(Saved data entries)
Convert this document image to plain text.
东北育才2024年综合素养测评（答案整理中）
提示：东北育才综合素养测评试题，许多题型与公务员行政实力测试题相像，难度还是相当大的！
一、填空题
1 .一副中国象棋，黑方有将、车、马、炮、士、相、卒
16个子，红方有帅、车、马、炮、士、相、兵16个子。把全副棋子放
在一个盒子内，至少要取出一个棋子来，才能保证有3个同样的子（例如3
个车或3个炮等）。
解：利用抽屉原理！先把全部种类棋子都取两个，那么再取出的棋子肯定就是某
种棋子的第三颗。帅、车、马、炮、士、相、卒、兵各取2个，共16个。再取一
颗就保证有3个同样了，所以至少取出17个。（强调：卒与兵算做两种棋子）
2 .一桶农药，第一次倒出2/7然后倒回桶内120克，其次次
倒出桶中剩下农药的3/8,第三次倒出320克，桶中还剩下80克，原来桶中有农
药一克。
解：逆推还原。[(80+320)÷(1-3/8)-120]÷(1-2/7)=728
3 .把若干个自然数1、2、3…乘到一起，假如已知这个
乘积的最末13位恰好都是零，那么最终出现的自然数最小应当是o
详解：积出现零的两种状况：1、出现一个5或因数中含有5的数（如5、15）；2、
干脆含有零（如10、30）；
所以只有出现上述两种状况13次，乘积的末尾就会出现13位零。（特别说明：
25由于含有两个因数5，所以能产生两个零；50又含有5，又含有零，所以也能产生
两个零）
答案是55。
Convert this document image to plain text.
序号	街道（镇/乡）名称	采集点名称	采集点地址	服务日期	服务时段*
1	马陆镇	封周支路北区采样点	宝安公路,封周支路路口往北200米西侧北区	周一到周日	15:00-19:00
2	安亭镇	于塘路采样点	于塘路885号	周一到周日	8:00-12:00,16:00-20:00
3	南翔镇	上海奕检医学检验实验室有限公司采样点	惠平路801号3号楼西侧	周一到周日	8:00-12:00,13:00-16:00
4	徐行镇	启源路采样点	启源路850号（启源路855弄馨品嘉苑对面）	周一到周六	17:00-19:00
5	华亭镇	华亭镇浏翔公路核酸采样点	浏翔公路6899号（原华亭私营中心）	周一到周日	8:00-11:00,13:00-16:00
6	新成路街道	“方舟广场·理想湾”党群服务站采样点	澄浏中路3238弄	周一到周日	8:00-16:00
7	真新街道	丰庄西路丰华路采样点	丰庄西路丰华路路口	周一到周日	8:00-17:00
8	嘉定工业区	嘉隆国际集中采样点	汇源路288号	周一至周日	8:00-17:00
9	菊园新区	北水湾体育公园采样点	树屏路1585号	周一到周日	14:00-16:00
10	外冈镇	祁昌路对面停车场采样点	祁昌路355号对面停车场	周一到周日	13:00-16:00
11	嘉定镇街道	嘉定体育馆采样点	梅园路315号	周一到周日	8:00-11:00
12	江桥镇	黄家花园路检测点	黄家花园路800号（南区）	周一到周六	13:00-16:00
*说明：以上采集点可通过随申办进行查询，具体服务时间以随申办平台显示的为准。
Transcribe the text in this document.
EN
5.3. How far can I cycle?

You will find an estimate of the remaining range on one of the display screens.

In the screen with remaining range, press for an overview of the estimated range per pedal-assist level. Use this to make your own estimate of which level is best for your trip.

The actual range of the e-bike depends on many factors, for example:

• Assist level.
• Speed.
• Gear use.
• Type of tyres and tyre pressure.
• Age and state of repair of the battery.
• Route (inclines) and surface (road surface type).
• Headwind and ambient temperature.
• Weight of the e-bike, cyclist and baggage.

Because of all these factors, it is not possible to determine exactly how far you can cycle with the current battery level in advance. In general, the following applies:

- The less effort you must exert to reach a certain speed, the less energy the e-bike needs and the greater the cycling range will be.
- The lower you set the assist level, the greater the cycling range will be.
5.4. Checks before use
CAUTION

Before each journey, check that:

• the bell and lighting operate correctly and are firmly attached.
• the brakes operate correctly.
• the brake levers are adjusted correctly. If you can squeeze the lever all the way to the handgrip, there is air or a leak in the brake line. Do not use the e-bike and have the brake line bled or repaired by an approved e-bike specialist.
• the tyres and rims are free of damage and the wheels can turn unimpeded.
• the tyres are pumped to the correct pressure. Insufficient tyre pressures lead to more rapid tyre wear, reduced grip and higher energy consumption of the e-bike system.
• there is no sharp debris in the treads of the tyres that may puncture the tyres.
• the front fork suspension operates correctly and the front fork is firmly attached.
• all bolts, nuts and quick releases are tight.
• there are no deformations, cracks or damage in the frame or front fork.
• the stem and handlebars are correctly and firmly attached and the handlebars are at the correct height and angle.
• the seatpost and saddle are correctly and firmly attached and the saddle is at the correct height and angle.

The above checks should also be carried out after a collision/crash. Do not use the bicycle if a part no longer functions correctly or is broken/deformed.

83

## Exercise requirements
Repeat the records exactly, including every line.

## The output
Convert this document image to plain text.
东北育才2024年综合素养测评（答案整理中）
提示：东北育才综合素养测评试题，许多题型与公务员行政实力测试题相像，难度还是相当大的！
一、填空题
1 .一副中国象棋，黑方有将、车、马、炮、士、相、卒
16个子，红方有帅、车、马、炮、士、相、兵16个子。把全副棋子放
在一个盒子内，至少要取出一个棋子来，才能保证有3个同样的子（例如3
个车或3个炮等）。
解：利用抽屉原理！先把全部种类棋子都取两个，那么再取出的棋子肯定就是某
种棋子的第三颗。帅、车、马、炮、士、相、卒、兵各取2个，共16个。再取一
颗就保证有3个同样了，所以至少取出17个。（强调：卒与兵算做两种棋子）
2 .一桶农药，第一次倒出2/7然后倒回桶内120克，其次次
倒出桶中剩下农药的3/8,第三次倒出320克，桶中还剩下80克，原来桶中有农
药一克。
解：逆推还原。[(80+320)÷(1-3/8)-120]÷(1-2/7)=728
3 .把若干个自然数1、2、3…乘到一起，假如已知这个
乘积的最末13位恰好都是零，那么最终出现的自然数最小应当是o
详解：积出现零的两种状况：1、出现一个5或因数中含有5的数（如5、15）；2、
干脆含有零（如10、30）；
所以只有出现上述两种状况13次，乘积的末尾就会出现13位零。（特别说明：
25由于含有两个因数5，所以能产生两个零；50又含有5，又含有零，所以也能产生
两个零）
答案是55。
Convert this document image to plain text.
序号	街道（镇/乡）名称	采集点名称	采集点地址	服务日期	服务时段*
1	马陆镇	封周支路北区采样点	宝安公路,封周支路路口往北200米西侧北区	周一到周日	15:00-19:00
2	安亭镇	于塘路采样点	于塘路885号	周一到周日	8:00-12:00,16:00-20:00
3	南翔镇	上海奕检医学检验实验室有限公司采样点	惠平路801号3号楼西侧	周一到周日	8:00-12:00,13:00-16:00
4	徐行镇	启源路采样点	启源路850号（启源路855弄馨品嘉苑对面）	周一到周六	17:00-19:00
5	华亭镇	华亭镇浏翔公路核酸采样点	浏翔公路6899号（原华亭私营中心）	周一到周日	8:00-11:00,13:00-16:00
6	新成路街道	“方舟广场·理想湾”党群服务站采样点	澄浏中路3238弄	周一到周日	8:00-16:00
7	真新街道	丰庄西路丰华路采样点	丰庄西路丰华路路口	周一到周日	8:00-17:00
8	嘉定工业区	嘉隆国际集中采样点	汇源路288号	周一至周日	8:00-17:00
9	菊园新区	北水湾体育公园采样点	树屏路1585号	周一到周日	14:00-16:00
10	外冈镇	祁昌路对面停车场采样点	祁昌路355号对面停车场	周一到周日	13:00-16:00
11	嘉定镇街道	嘉定体育馆采样点	梅园路315号	周一到周日	8:00-11:00
12	江桥镇	黄家花园路检测点	黄家花园路800号（南区）	周一到周六	13:00-16:00
*说明：以上采集点可通过随申办进行查询，具体服务时间以随申办平台显示的为准。
Transcribe the text in this document.
EN
5.3. How far can I cycle?

You will find an estimate of the remaining range on one of the display screens.

In the screen with remaining range, press for an overview of the estimated range per pedal-assist level. Use this to make your own estimate of which level is best for your trip.

The actual range of the e-bike depends on many factors, for example:

• Assist level.
• Speed.
• Gear use.
• Type of tyres and tyre pressure.
• Age and state of repair of the battery.
• Route (inclines) and surface (road surface type).
• Headwind and ambient temperature.
• Weight of the e-bike, cyclist and baggage.

Because of all these factors, it is not possible to determine exactly how far you can cycle with the current battery level in advance. In general, the following applies:

- The less effort you must exert to reach a certain speed, the less energy the e-bike needs and the greater the cycling range will be.
- The lower you set the assist level, the greater the cycling range will be.
5.4. Checks before use
CAUTION

Before each journey, check that:

• the bell and lighting operate correctly and are firmly attached.
• the brakes operate correctly.
• the brake levers are adjusted correctly. If you can squeeze the lever all the way to the handgrip, there is air or a leak in the brake line. Do not use the e-bike and have the brake line bled or repaired by an approved e-bike specialist.
• the tyres and rims are free of damage and the wheels can turn unimpeded.
• the tyres are pumped to the correct pressure. Insufficient tyre pressures lead to more rapid tyre wear, reduced grip and higher energy consumption of the e-bike system.
• there is no sharp debris in the treads of the tyres that may puncture the tyres.
• the front fork suspension operates correctly and the front fork is firmly attached.
• all bolts, nuts and quick releases are tight.
• there are no deformations, cracks or damage in the frame or front fork.
• the stem and handlebars are correctly and firmly attached and the handlebars are at the correct height and angle.
• the seatpost and saddle are correctly and firmly attached and the saddle is at the correct height and angle.

The above checks should also be carried out after a collision/crash. Do not use the bicycle if a part no longer functions correctly or is broken/deformed.

83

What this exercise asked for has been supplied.